--- Start of ROWS ---

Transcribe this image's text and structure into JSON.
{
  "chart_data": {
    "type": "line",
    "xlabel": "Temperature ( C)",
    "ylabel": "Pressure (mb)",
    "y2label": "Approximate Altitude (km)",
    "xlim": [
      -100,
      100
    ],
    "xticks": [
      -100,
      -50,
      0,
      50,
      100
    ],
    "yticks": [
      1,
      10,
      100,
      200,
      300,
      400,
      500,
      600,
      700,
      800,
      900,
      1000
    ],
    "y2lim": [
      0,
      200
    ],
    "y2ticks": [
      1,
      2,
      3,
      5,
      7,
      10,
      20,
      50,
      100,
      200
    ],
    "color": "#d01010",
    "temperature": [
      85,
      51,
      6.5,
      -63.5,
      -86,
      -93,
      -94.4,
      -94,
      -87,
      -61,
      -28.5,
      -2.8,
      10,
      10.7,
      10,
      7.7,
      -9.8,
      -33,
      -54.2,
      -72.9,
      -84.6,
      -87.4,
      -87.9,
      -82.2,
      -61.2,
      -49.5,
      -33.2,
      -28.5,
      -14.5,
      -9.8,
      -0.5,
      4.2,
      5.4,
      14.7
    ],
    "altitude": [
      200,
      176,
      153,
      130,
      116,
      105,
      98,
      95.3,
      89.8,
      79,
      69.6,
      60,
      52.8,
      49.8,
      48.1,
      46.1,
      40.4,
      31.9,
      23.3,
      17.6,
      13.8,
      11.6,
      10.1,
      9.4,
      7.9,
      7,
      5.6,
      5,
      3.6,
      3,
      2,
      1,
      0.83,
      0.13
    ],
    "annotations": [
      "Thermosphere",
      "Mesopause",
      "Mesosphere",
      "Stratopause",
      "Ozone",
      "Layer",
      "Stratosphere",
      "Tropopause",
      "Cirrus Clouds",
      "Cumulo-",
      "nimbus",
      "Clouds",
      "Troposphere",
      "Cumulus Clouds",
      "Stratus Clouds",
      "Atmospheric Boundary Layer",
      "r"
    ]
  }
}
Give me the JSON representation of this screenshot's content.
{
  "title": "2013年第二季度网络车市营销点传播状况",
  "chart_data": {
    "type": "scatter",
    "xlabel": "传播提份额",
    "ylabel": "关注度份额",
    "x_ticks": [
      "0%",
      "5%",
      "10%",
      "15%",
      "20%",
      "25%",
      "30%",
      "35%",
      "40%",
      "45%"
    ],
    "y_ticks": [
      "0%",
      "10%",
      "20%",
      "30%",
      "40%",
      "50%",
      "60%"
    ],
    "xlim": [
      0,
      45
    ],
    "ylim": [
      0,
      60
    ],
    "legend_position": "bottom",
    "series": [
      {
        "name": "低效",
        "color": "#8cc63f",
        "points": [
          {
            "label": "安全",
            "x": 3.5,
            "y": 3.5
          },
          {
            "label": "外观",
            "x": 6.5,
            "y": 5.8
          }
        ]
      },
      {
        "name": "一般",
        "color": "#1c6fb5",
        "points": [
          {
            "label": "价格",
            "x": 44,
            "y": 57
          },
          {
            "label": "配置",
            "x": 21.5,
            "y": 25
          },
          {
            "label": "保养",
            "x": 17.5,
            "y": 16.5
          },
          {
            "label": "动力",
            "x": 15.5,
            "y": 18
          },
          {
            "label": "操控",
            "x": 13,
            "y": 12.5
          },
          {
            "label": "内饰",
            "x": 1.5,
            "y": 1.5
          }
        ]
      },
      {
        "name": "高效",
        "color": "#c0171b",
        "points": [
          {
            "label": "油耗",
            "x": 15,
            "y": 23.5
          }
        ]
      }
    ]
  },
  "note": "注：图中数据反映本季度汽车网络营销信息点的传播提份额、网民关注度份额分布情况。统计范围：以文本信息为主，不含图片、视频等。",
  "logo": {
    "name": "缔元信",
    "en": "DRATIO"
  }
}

--- End of ROWS ---

Every record above needs to be repeated word for word.

* [RESULT OF THIS EXERCISE]
Transcribe this image's text and structure into JSON.
{
  "chart_data": {
    "type": "line",
    "xlabel": "Temperature ( C)",
    "ylabel": "Pressure (mb)",
    "y2label": "Approximate Altitude (km)",
    "xlim": [
      -100,
      100
    ],
    "xticks": [
      -100,
      -50,
      0,
      50,
      100
    ],
    "yticks": [
      1,
      10,
      100,
      200,
      300,
      400,
      500,
      600,
      700,
      800,
      900,
      1000
    ],
    "y2lim": [
      0,
      200
    ],
    "y2ticks": [
      1,
      2,
      3,
      5,
      7,
      10,
      20,
      50,
      100,
      200
    ],
    "color": "#d01010",
    "temperature": [
      85,
      51,
      6.5,
      -63.5,
      -86,
      -93,
      -94.4,
      -94,
      -87,
      -61,
      -28.5,
      -2.8,
      10,
      10.7,
      10,
      7.7,
      -9.8,
      -33,
      -54.2,
      -72.9,
      -84.6,
      -87.4,
      -87.9,
      -82.2,
      -61.2,
      -49.5,
      -33.2,
      -28.5,
      -14.5,
      -9.8,
      -0.5,
      4.2,
      5.4,
      14.7
    ],
    "altitude": [
      200,
      176,
      153,
      130,
      116,
      105,
      98,
      95.3,
      89.8,
      79,
      69.6,
      60,
      52.8,
      49.8,
      48.1,
      46.1,
      40.4,
      31.9,
      23.3,
      17.6,
      13.8,
      11.6,
      10.1,
      9.4,
      7.9,
      7,
      5.6,
      5,
      3.6,
      3,
      2,
      1,
      0.83,
      0.13
    ],
    "annotations": [
      "Thermosphere",
      "Mesopause",
      "Mesosphere",
      "Stratopause",
      "Ozone",
      "Layer",
      "Stratosphere",
      "Tropopause",
      "Cirrus Clouds",
      "Cumulo-",
      "nimbus",
      "Clouds",
      "Troposphere",
      "Cumulus Clouds",
      "Stratus Clouds",
      "Atmospheric Boundary Layer",
      "r"
    ]
  }
}
Give me the JSON representation of this screenshot's content.
{
  "title": "2013年第二季度网络车市营销点传播状况",
  "chart_data": {
    "type": "scatter",
    "xlabel": "传播提份额",
    "ylabel": "关注度份额",
    "x_ticks": [
      "0%",
      "5%",
      "10%",
      "15%",
      "20%",
      "25%",
      "30%",
      "35%",
      "40%",
      "45%"
    ],
    "y_ticks": [
      "0%",
      "10%",
      "20%",
      "30%",
      "40%",
      "50%",
      "60%"
    ],
    "xlim": [
      0,
      45
    ],
    "ylim": [
      0,
      60
    ],
    "legend_position": "bottom",
    "series": [
      {
        "name": "低效",
        "color": "#8cc63f",
        "points": [
          {
            "label": "安全",
            "x": 3.5,
            "y": 3.5
          },
          {
            "label": "外观",
            "x": 6.5,
            "y": 5.8
          }
        ]
      },
      {
        "name": "一般",
        "color": "#1c6fb5",
        "points": [
          {
            "label": "价格",
            "x": 44,
            "y": 57
          },
          {
            "label": "配置",
            "x": 21.5,
            "y": 25
          },
          {
            "label": "保养",
            "x": 17.5,
            "y": 16.5
          },
          {
            "label": "动力",
            "x": 15.5,
            "y": 18
          },
          {
            "label": "操控",
            "x": 13,
            "y": 12.5
          },
          {
            "label": "内饰",
            "x": 1.5,
            "y": 1.5
          }
        ]
      },
      {
        "name": "高效",
        "color": "#c0171b",
        "points": [
          {
            "label": "油耗",
            "x": 15,
            "y": 23.5
          }
        ]
      }
    ]
  },
  "note": "注：图中数据反映本季度汽车网络营销信息点的传播提份额、网民关注度份额分布情况。统计范围：以文本信息为主，不含图片、视频等。",
  "logo": {
    "name": "缔元信",
    "en": "DRATIO"
  }
}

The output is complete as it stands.